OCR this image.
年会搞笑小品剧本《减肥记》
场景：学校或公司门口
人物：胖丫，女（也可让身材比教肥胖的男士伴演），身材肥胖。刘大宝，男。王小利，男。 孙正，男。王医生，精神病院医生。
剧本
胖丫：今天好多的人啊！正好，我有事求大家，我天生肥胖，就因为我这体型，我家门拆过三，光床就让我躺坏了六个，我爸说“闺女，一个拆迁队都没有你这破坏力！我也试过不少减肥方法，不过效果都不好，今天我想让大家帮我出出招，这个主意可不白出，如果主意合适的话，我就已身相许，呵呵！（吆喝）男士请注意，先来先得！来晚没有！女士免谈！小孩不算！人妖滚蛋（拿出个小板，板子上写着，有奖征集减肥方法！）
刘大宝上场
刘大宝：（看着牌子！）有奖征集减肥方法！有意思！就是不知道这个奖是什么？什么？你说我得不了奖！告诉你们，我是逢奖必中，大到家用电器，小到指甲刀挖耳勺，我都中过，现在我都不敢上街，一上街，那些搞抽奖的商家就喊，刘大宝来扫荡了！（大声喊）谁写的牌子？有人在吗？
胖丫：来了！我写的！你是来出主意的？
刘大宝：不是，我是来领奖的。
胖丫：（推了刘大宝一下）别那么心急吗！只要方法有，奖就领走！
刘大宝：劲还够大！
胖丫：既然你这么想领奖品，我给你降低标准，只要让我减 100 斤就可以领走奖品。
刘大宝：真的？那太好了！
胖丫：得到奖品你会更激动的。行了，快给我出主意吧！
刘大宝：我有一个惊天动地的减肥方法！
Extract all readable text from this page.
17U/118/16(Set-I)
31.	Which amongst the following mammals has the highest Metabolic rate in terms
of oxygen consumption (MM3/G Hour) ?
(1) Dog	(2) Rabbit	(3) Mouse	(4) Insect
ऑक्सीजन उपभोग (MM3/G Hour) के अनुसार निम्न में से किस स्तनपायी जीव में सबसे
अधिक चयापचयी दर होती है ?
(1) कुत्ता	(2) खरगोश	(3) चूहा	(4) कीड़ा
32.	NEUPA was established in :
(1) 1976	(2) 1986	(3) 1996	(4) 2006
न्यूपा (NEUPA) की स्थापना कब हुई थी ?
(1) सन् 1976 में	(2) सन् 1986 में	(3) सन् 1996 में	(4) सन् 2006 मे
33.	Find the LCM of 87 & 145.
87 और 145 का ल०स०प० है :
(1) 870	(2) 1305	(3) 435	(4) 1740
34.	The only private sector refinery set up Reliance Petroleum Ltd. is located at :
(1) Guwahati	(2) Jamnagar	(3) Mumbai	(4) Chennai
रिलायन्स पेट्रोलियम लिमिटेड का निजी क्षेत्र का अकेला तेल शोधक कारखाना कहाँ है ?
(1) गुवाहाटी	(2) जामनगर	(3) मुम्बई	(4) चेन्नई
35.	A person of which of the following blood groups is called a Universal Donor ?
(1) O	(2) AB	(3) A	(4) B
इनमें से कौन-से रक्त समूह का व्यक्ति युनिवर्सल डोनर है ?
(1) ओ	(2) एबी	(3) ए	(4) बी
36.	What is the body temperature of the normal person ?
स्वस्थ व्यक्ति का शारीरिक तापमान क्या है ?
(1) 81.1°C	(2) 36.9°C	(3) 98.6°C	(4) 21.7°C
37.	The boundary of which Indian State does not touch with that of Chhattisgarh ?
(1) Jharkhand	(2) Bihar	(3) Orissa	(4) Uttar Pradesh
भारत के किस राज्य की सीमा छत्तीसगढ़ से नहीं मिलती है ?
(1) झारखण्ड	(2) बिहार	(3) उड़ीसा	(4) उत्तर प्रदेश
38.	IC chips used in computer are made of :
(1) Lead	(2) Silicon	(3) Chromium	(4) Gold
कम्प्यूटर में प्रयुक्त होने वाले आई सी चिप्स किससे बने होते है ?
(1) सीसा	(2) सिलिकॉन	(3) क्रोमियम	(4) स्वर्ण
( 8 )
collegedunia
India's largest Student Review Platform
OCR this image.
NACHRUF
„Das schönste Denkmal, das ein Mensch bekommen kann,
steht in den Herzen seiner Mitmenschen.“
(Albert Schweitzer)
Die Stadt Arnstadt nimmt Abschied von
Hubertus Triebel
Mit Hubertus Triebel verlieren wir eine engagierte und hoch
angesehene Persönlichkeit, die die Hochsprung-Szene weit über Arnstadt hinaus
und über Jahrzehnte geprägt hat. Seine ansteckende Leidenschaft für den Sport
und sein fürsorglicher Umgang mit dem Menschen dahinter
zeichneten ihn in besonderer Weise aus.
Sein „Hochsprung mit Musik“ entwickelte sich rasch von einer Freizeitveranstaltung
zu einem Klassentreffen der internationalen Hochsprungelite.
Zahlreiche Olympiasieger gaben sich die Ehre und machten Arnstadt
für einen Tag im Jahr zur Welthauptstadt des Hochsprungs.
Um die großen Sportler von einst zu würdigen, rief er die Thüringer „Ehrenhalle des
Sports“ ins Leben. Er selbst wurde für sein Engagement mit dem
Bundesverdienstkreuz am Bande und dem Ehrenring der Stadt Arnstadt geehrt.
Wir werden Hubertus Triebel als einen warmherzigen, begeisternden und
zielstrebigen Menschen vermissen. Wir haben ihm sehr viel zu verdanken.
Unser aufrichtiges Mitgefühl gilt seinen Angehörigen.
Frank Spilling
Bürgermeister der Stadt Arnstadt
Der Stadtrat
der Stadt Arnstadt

- [Exercise details]
Extract the entries above verbatim.

- [Response]
OCR this image.
年会搞笑小品剧本《减肥记》
场景：学校或公司门口
人物：胖丫，女（也可让身材比教肥胖的男士伴演），身材肥胖。刘大宝，男。王小利，男。 孙正，男。王医生，精神病院医生。
剧本
胖丫：今天好多的人啊！正好，我有事求大家，我天生肥胖，就因为我这体型，我家门拆过三，光床就让我躺坏了六个，我爸说“闺女，一个拆迁队都没有你这破坏力！我也试过不少减肥方法，不过效果都不好，今天我想让大家帮我出出招，这个主意可不白出，如果主意合适的话，我就已身相许，呵呵！（吆喝）男士请注意，先来先得！来晚没有！女士免谈！小孩不算！人妖滚蛋（拿出个小板，板子上写着，有奖征集减肥方法！）
刘大宝上场
刘大宝：（看着牌子！）有奖征集减肥方法！有意思！就是不知道这个奖是什么？什么？你说我得不了奖！告诉你们，我是逢奖必中，大到家用电器，小到指甲刀挖耳勺，我都中过，现在我都不敢上街，一上街，那些搞抽奖的商家就喊，刘大宝来扫荡了！（大声喊）谁写的牌子？有人在吗？
胖丫：来了！我写的！你是来出主意的？
刘大宝：不是，我是来领奖的。
胖丫：（推了刘大宝一下）别那么心急吗！只要方法有，奖就领走！
刘大宝：劲还够大！
胖丫：既然你这么想领奖品，我给你降低标准，只要让我减 100 斤就可以领走奖品。
刘大宝：真的？那太好了！
胖丫：得到奖品你会更激动的。行了，快给我出主意吧！
刘大宝：我有一个惊天动地的减肥方法！
Extract all readable text from this page.
17U/118/16(Set-I)
31.	Which amongst the following mammals has the highest Metabolic rate in terms
of oxygen consumption (MM3/G Hour) ?
(1) Dog	(2) Rabbit	(3) Mouse	(4) Insect
ऑक्सीजन उपभोग (MM3/G Hour) के अनुसार निम्न में से किस स्तनपायी जीव में सबसे
अधिक चयापचयी दर होती है ?
(1) कुत्ता	(2) खरगोश	(3) चूहा	(4) कीड़ा
32.	NEUPA was established in :
(1) 1976	(2) 1986	(3) 1996	(4) 2006
न्यूपा (NEUPA) की स्थापना कब हुई थी ?
(1) सन् 1976 में	(2) सन् 1986 में	(3) सन् 1996 में	(4) सन् 2006 मे
33.	Find the LCM of 87 & 145.
87 और 145 का ल०स०प० है :
(1) 870	(2) 1305	(3) 435	(4) 1740
34.	The only private sector refinery set up Reliance Petroleum Ltd. is located at :
(1) Guwahati	(2) Jamnagar	(3) Mumbai	(4) Chennai
रिलायन्स पेट्रोलियम लिमिटेड का निजी क्षेत्र का अकेला तेल शोधक कारखाना कहाँ है ?
(1) गुवाहाटी	(2) जामनगर	(3) मुम्बई	(4) चेन्नई
35.	A person of which of the following blood groups is called a Universal Donor ?
(1) O	(2) AB	(3) A	(4) B
इनमें से कौन-से रक्त समूह का व्यक्ति युनिवर्सल डोनर है ?
(1) ओ	(2) एबी	(3) ए	(4) बी
36.	What is the body temperature of the normal person ?
स्वस्थ व्यक्ति का शारीरिक तापमान क्या है ?
(1) 81.1°C	(2) 36.9°C	(3) 98.6°C	(4) 21.7°C
37.	The boundary of which Indian State does not touch with that of Chhattisgarh ?
(1) Jharkhand	(2) Bihar	(3) Orissa	(4) Uttar Pradesh
भारत के किस राज्य की सीमा छत्तीसगढ़ से नहीं मिलती है ?
(1) झारखण्ड	(2) बिहार	(3) उड़ीसा	(4) उत्तर प्रदेश
38.	IC chips used in computer are made of :
(1) Lead	(2) Silicon	(3) Chromium	(4) Gold
कम्प्यूटर में प्रयुक्त होने वाले आई सी चिप्स किससे बने होते है ?
(1) सीसा	(2) सिलिकॉन	(3) क्रोमियम	(4) स्वर्ण
( 8 )
collegedunia
India's largest Student Review Platform
OCR this image.
NACHRUF
„Das schönste Denkmal, das ein Mensch bekommen kann,
steht in den Herzen seiner Mitmenschen.“
(Albert Schweitzer)
Die Stadt Arnstadt nimmt Abschied von
Hubertus Triebel
Mit Hubertus Triebel verlieren wir eine engagierte und hoch
angesehene Persönlichkeit, die die Hochsprung-Szene weit über Arnstadt hinaus
und über Jahrzehnte geprägt hat. Seine ansteckende Leidenschaft für den Sport
und sein fürsorglicher Umgang mit dem Menschen dahinter
zeichneten ihn in besonderer Weise aus.
Sein „Hochsprung mit Musik“ entwickelte sich rasch von einer Freizeitveranstaltung
zu einem Klassentreffen der internationalen Hochsprungelite.
Zahlreiche Olympiasieger gaben sich die Ehre und machten Arnstadt
für einen Tag im Jahr zur Welthauptstadt des Hochsprungs.
Um die großen Sportler von einst zu würdigen, rief er die Thüringer „Ehrenhalle des
Sports“ ins Leben. Er selbst wurde für sein Engagement mit dem
Bundesverdienstkreuz am Bande und dem Ehrenring der Stadt Arnstadt geehrt.
Wir werden Hubertus Triebel als einen warmherzigen, begeisternden und
zielstrebigen Menschen vermissen. Wir haben ihm sehr viel zu verdanken.
Unser aufrichtiges Mitgefühl gilt seinen Angehörigen.
Frank Spilling
Bürgermeister der Stadt Arnstadt
Der Stadtrat
der Stadt Arnstadt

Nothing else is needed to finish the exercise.